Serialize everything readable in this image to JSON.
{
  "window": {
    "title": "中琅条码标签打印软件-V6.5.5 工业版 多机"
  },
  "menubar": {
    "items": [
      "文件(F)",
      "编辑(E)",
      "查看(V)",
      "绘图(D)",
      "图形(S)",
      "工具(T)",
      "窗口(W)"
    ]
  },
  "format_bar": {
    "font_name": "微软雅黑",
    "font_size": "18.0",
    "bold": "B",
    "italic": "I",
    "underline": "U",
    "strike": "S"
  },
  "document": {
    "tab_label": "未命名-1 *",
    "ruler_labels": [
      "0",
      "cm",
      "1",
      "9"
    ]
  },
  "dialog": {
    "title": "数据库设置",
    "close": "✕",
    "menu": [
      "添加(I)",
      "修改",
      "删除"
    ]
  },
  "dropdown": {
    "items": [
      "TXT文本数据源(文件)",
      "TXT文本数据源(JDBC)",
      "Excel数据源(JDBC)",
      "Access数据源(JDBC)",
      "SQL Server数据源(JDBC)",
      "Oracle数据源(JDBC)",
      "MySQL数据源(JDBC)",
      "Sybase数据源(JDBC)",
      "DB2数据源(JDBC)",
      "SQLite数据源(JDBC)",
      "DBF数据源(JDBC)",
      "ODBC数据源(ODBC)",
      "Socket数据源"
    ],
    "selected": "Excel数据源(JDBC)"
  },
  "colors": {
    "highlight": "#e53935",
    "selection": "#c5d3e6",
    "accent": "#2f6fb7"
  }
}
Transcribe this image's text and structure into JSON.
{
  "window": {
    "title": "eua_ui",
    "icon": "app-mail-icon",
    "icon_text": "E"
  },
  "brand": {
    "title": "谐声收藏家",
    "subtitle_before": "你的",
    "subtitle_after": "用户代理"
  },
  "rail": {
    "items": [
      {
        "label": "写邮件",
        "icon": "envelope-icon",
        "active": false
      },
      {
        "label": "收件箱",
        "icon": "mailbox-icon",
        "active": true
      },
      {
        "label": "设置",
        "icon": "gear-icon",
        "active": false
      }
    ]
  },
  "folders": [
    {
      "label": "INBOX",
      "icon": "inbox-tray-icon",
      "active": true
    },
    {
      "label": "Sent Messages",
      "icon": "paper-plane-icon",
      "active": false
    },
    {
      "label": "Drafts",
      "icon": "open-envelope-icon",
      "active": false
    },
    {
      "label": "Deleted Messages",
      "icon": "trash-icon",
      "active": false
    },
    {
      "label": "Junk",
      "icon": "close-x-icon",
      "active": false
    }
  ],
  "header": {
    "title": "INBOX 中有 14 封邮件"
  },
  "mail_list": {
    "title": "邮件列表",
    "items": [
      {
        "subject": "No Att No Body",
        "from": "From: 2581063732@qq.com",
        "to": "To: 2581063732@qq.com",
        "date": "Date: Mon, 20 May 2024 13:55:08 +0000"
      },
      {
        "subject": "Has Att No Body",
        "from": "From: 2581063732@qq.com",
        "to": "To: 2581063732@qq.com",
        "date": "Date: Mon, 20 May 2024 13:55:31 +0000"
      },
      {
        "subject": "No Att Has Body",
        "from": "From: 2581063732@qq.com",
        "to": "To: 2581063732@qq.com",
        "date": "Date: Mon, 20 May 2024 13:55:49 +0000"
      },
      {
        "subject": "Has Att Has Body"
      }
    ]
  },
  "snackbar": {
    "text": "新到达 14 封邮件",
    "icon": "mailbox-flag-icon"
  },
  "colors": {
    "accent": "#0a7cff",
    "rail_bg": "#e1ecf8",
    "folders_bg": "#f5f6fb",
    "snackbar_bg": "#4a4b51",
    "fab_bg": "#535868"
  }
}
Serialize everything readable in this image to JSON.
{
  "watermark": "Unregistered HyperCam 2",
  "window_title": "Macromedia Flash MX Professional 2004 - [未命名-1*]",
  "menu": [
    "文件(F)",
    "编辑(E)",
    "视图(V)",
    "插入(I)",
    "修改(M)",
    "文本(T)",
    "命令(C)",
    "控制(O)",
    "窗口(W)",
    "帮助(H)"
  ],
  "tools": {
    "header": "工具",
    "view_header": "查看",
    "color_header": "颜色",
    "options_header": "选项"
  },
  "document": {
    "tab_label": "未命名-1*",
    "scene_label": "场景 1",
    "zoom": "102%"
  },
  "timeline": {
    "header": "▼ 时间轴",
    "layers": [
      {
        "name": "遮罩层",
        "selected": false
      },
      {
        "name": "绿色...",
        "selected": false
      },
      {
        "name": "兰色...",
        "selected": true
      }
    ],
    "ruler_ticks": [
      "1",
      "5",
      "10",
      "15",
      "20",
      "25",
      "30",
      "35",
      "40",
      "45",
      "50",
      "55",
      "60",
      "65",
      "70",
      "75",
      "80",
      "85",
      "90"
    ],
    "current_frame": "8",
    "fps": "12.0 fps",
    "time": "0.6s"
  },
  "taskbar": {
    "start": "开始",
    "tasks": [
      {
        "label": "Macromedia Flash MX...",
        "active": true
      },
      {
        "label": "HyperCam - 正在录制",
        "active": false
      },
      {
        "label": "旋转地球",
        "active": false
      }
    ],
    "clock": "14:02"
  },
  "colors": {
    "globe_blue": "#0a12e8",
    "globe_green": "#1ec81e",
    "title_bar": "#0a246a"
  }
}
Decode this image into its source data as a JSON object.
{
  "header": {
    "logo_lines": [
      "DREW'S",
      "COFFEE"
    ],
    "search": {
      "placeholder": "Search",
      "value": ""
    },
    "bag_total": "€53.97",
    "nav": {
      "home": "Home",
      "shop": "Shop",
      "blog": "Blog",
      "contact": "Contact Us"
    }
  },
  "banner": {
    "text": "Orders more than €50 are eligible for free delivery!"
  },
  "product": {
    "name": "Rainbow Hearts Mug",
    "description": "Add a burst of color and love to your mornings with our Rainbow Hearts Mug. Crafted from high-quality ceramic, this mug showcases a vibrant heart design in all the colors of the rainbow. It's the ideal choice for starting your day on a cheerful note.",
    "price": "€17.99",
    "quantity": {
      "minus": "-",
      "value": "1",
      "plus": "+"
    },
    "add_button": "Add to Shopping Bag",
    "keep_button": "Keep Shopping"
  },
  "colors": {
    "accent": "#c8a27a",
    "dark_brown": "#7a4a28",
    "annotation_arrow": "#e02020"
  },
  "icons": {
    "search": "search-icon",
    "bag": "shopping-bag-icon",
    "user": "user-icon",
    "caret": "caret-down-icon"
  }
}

- Task -
Hand back the material above in full, exactly as written.

- Answer to this exercise -
Serialize everything readable in this image to JSON.
{
  "window": {
    "title": "中琅条码标签打印软件-V6.5.5 工业版 多机"
  },
  "menubar": {
    "items": [
      "文件(F)",
      "编辑(E)",
      "查看(V)",
      "绘图(D)",
      "图形(S)",
      "工具(T)",
      "窗口(W)"
    ]
  },
  "format_bar": {
    "font_name": "微软雅黑",
    "font_size": "18.0",
    "bold": "B",
    "italic": "I",
    "underline": "U",
    "strike": "S"
  },
  "document": {
    "tab_label": "未命名-1 *",
    "ruler_labels": [
      "0",
      "cm",
      "1",
      "9"
    ]
  },
  "dialog": {
    "title": "数据库设置",
    "close": "✕",
    "menu": [
      "添加(I)",
      "修改",
      "删除"
    ]
  },
  "dropdown": {
    "items": [
      "TXT文本数据源(文件)",
      "TXT文本数据源(JDBC)",
      "Excel数据源(JDBC)",
      "Access数据源(JDBC)",
      "SQL Server数据源(JDBC)",
      "Oracle数据源(JDBC)",
      "MySQL数据源(JDBC)",
      "Sybase数据源(JDBC)",
      "DB2数据源(JDBC)",
      "SQLite数据源(JDBC)",
      "DBF数据源(JDBC)",
      "ODBC数据源(ODBC)",
      "Socket数据源"
    ],
    "selected": "Excel数据源(JDBC)"
  },
  "colors": {
    "highlight": "#e53935",
    "selection": "#c5d3e6",
    "accent": "#2f6fb7"
  }
}
Transcribe this image's text and structure into JSON.
{
  "window": {
    "title": "eua_ui",
    "icon": "app-mail-icon",
    "icon_text": "E"
  },
  "brand": {
    "title": "谐声收藏家",
    "subtitle_before": "你的",
    "subtitle_after": "用户代理"
  },
  "rail": {
    "items": [
      {
        "label": "写邮件",
        "icon": "envelope-icon",
        "active": false
      },
      {
        "label": "收件箱",
        "icon": "mailbox-icon",
        "active": true
      },
      {
        "label": "设置",
        "icon": "gear-icon",
        "active": false
      }
    ]
  },
  "folders": [
    {
      "label": "INBOX",
      "icon": "inbox-tray-icon",
      "active": true
    },
    {
      "label": "Sent Messages",
      "icon": "paper-plane-icon",
      "active": false
    },
    {
      "label": "Drafts",
      "icon": "open-envelope-icon",
      "active": false
    },
    {
      "label": "Deleted Messages",
      "icon": "trash-icon",
      "active": false
    },
    {
      "label": "Junk",
      "icon": "close-x-icon",
      "active": false
    }
  ],
  "header": {
    "title": "INBOX 中有 14 封邮件"
  },
  "mail_list": {
    "title": "邮件列表",
    "items": [
      {
        "subject": "No Att No Body",
        "from": "From: 2581063732@qq.com",
        "to": "To: 2581063732@qq.com",
        "date": "Date: Mon, 20 May 2024 13:55:08 +0000"
      },
      {
        "subject": "Has Att No Body",
        "from": "From: 2581063732@qq.com",
        "to": "To: 2581063732@qq.com",
        "date": "Date: Mon, 20 May 2024 13:55:31 +0000"
      },
      {
        "subject": "No Att Has Body",
        "from": "From: 2581063732@qq.com",
        "to": "To: 2581063732@qq.com",
        "date": "Date: Mon, 20 May 2024 13:55:49 +0000"
      },
      {
        "subject": "Has Att Has Body"
      }
    ]
  },
  "snackbar": {
    "text": "新到达 14 封邮件",
    "icon": "mailbox-flag-icon"
  },
  "colors": {
    "accent": "#0a7cff",
    "rail_bg": "#e1ecf8",
    "folders_bg": "#f5f6fb",
    "snackbar_bg": "#4a4b51",
    "fab_bg": "#535868"
  }
}
Serialize everything readable in this image to JSON.
{
  "watermark": "Unregistered HyperCam 2",
  "window_title": "Macromedia Flash MX Professional 2004 - [未命名-1*]",
  "menu": [
    "文件(F)",
    "编辑(E)",
    "视图(V)",
    "插入(I)",
    "修改(M)",
    "文本(T)",
    "命令(C)",
    "控制(O)",
    "窗口(W)",
    "帮助(H)"
  ],
  "tools": {
    "header": "工具",
    "view_header": "查看",
    "color_header": "颜色",
    "options_header": "选项"
  },
  "document": {
    "tab_label": "未命名-1*",
    "scene_label": "场景 1",
    "zoom": "102%"
  },
  "timeline": {
    "header": "▼ 时间轴",
    "layers": [
      {
        "name": "遮罩层",
        "selected": false
      },
      {
        "name": "绿色...",
        "selected": false
      },
      {
        "name": "兰色...",
        "selected": true
      }
    ],
    "ruler_ticks": [
      "1",
      "5",
      "10",
      "15",
      "20",
      "25",
      "30",
      "35",
      "40",
      "45",
      "50",
      "55",
      "60",
      "65",
      "70",
      "75",
      "80",
      "85",
      "90"
    ],
    "current_frame": "8",
    "fps": "12.0 fps",
    "time": "0.6s"
  },
  "taskbar": {
    "start": "开始",
    "tasks": [
      {
        "label": "Macromedia Flash MX...",
        "active": true
      },
      {
        "label": "HyperCam - 正在录制",
        "active": false
      },
      {
        "label": "旋转地球",
        "active": false
      }
    ],
    "clock": "14:02"
  },
  "colors": {
    "globe_blue": "#0a12e8",
    "globe_green": "#1ec81e",
    "title_bar": "#0a246a"
  }
}
Decode this image into its source data as a JSON object.
{
  "header": {
    "logo_lines": [
      "DREW'S",
      "COFFEE"
    ],
    "search": {
      "placeholder": "Search",
      "value": ""
    },
    "bag_total": "€53.97",
    "nav": {
      "home": "Home",
      "shop": "Shop",
      "blog": "Blog",
      "contact": "Contact Us"
    }
  },
  "banner": {
    "text": "Orders more than €50 are eligible for free delivery!"
  },
  "product": {
    "name": "Rainbow Hearts Mug",
    "description": "Add a burst of color and love to your mornings with our Rainbow Hearts Mug. Crafted from high-quality ceramic, this mug showcases a vibrant heart design in all the colors of the rainbow. It's the ideal choice for starting your day on a cheerful note.",
    "price": "€17.99",
    "quantity": {
      "minus": "-",
      "value": "1",
      "plus": "+"
    },
    "add_button": "Add to Shopping Bag",
    "keep_button": "Keep Shopping"
  },
  "colors": {
    "accent": "#c8a27a",
    "dark_brown": "#7a4a28",
    "annotation_arrow": "#e02020"
  },
  "icons": {
    "search": "search-icon",
    "bag": "shopping-bag-icon",
    "user": "user-icon",
    "caret": "caret-down-icon"
  }
}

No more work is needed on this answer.